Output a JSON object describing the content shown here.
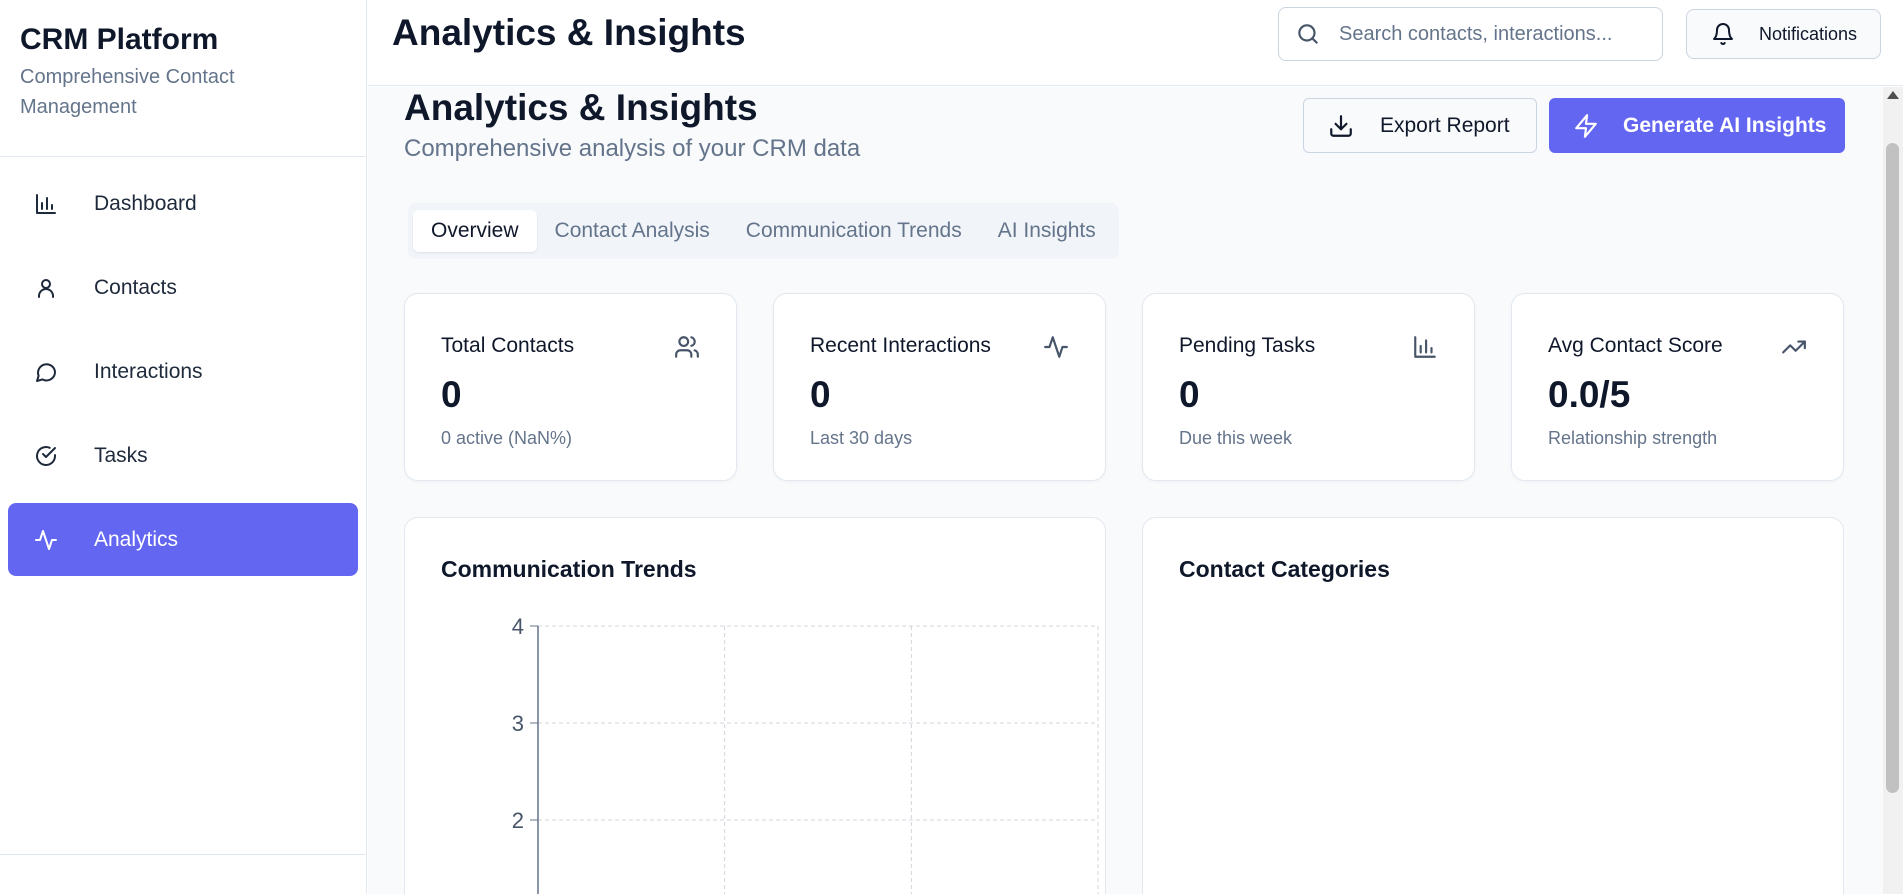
{
  "sidebar": {
    "title": "CRM Platform",
    "subtitle": "Comprehensive Contact Management",
    "items": [
      {
        "label": "Dashboard",
        "icon": "bar-chart-icon",
        "active": false
      },
      {
        "label": "Contacts",
        "icon": "user-icon",
        "active": false
      },
      {
        "label": "Interactions",
        "icon": "message-circle-icon",
        "active": false
      },
      {
        "label": "Tasks",
        "icon": "check-circle-icon",
        "active": false
      },
      {
        "label": "Analytics",
        "icon": "activity-icon",
        "active": true
      }
    ]
  },
  "header": {
    "title": "Analytics & Insights",
    "search_placeholder": "Search contacts, interactions...",
    "notifications_label": "Notifications"
  },
  "page": {
    "title": "Analytics & Insights",
    "subtitle": "Comprehensive analysis of your CRM data",
    "export_label": "Export Report",
    "ai_label": "Generate AI Insights",
    "accent_color": "#6366f1",
    "tabs": [
      {
        "label": "Overview",
        "active": true
      },
      {
        "label": "Contact Analysis",
        "active": false
      },
      {
        "label": "Communication Trends",
        "active": false
      },
      {
        "label": "AI Insights",
        "active": false
      }
    ]
  },
  "stats": [
    {
      "title": "Total Contacts",
      "value": "0",
      "sub": "0 active (NaN%)",
      "icon": "users-icon"
    },
    {
      "title": "Recent Interactions",
      "value": "0",
      "sub": "Last 30 days",
      "icon": "activity-icon"
    },
    {
      "title": "Pending Tasks",
      "value": "0",
      "sub": "Due this week",
      "icon": "bar-chart-icon"
    },
    {
      "title": "Avg Contact Score",
      "value": "0.0/5",
      "sub": "Relationship strength",
      "icon": "trending-up-icon"
    }
  ],
  "panels": {
    "trends_title": "Communication Trends",
    "categories_title": "Contact Categories"
  },
  "chart_data": {
    "type": "line",
    "title": "Communication Trends",
    "y_ticks": [
      4,
      3,
      2
    ],
    "ylim_visible": [
      2,
      4
    ],
    "grid": true,
    "series": []
  }
}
○ ○ ○
Keep the pictures out of the copy and write out the data exactly as it stands.

Output a JSON object describing the content shown here.
{
  "sidebar": {
    "title": "CRM Platform",
    "subtitle": "Comprehensive Contact Management",
    "items": [
      {
        "label": "Dashboard",
        "icon": "bar-chart-icon",
        "active": false
      },
      {
        "label": "Contacts",
        "icon": "user-icon",
        "active": false
      },
      {
        "label": "Interactions",
        "icon": "message-circle-icon",
        "active": false
      },
      {
        "label": "Tasks",
        "icon": "check-circle-icon",
        "active": false
      },
      {
        "label": "Analytics",
        "icon": "activity-icon",
        "active": true
      }
    ]
  },
  "header": {
    "title": "Analytics & Insights",
    "search_placeholder": "Search contacts, interactions...",
    "notifications_label": "Notifications"
  },
  "page": {
    "title": "Analytics & Insights",
    "subtitle": "Comprehensive analysis of your CRM data",
    "export_label": "Export Report",
    "ai_label": "Generate AI Insights",
    "accent_color": "#6366f1",
    "tabs": [
      {
        "label": "Overview",
        "active": true
      },
      {
        "label": "Contact Analysis",
        "active": false
      },
      {
        "label": "Communication Trends",
        "active": false
      },
      {
        "label": "AI Insights",
        "active": false
      }
    ]
  },
  "stats": [
    {
      "title": "Total Contacts",
      "value": "0",
      "sub": "0 active (NaN%)",
      "icon": "users-icon"
    },
    {
      "title": "Recent Interactions",
      "value": "0",
      "sub": "Last 30 days",
      "icon": "activity-icon"
    },
    {
      "title": "Pending Tasks",
      "value": "0",
      "sub": "Due this week",
      "icon": "bar-chart-icon"
    },
    {
      "title": "Avg Contact Score",
      "value": "0.0/5",
      "sub": "Relationship strength",
      "icon": "trending-up-icon"
    }
  ],
  "panels": {
    "trends_title": "Communication Trends",
    "categories_title": "Contact Categories"
  },
  "chart_data": {
    "type": "line",
    "title": "Communication Trends",
    "y_ticks": [
      4,
      3,
      2
    ],
    "ylim_visible": [
      2,
      4
    ],
    "grid": true,
    "series": []
  }
}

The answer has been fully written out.